▸ **GIVEN ENTRIES**
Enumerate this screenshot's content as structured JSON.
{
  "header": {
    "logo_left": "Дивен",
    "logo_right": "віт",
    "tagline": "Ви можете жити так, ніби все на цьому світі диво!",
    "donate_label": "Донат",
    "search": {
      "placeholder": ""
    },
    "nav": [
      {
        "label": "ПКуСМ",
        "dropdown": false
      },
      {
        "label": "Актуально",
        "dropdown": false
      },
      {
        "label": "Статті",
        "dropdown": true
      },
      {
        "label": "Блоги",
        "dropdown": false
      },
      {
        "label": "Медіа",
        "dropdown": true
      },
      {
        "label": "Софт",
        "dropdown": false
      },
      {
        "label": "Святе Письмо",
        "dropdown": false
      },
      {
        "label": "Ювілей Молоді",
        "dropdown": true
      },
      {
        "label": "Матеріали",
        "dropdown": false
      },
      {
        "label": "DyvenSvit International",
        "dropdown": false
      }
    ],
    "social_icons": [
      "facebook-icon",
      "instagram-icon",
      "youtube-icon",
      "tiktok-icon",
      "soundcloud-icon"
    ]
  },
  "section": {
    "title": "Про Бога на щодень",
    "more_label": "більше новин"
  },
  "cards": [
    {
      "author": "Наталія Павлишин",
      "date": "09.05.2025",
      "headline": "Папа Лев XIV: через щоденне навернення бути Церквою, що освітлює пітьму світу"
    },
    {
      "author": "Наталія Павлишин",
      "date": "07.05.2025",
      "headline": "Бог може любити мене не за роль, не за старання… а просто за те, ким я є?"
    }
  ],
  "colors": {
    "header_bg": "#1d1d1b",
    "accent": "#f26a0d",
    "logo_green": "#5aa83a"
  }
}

▸ **TASK**
Quote the whole listing above, leaving nothing out.

▸ **THE RESULT**
Enumerate this screenshot's content as structured JSON.
{
  "header": {
    "logo_left": "Дивен",
    "logo_right": "віт",
    "tagline": "Ви можете жити так, ніби все на цьому світі диво!",
    "donate_label": "Донат",
    "search": {
      "placeholder": ""
    },
    "nav": [
      {
        "label": "ПКуСМ",
        "dropdown": false
      },
      {
        "label": "Актуально",
        "dropdown": false
      },
      {
        "label": "Статті",
        "dropdown": true
      },
      {
        "label": "Блоги",
        "dropdown": false
      },
      {
        "label": "Медіа",
        "dropdown": true
      },
      {
        "label": "Софт",
        "dropdown": false
      },
      {
        "label": "Святе Письмо",
        "dropdown": false
      },
      {
        "label": "Ювілей Молоді",
        "dropdown": true
      },
      {
        "label": "Матеріали",
        "dropdown": false
      },
      {
        "label": "DyvenSvit International",
        "dropdown": false
      }
    ],
    "social_icons": [
      "facebook-icon",
      "instagram-icon",
      "youtube-icon",
      "tiktok-icon",
      "soundcloud-icon"
    ]
  },
  "section": {
    "title": "Про Бога на щодень",
    "more_label": "більше новин"
  },
  "cards": [
    {
      "author": "Наталія Павлишин",
      "date": "09.05.2025",
      "headline": "Папа Лев XIV: через щоденне навернення бути Церквою, що освітлює пітьму світу"
    },
    {
      "author": "Наталія Павлишин",
      "date": "07.05.2025",
      "headline": "Бог може любити мене не за роль, не за старання… а просто за те, ким я є?"
    }
  ],
  "colors": {
    "header_bg": "#1d1d1b",
    "accent": "#f26a0d",
    "logo_green": "#5aa83a"
  }
}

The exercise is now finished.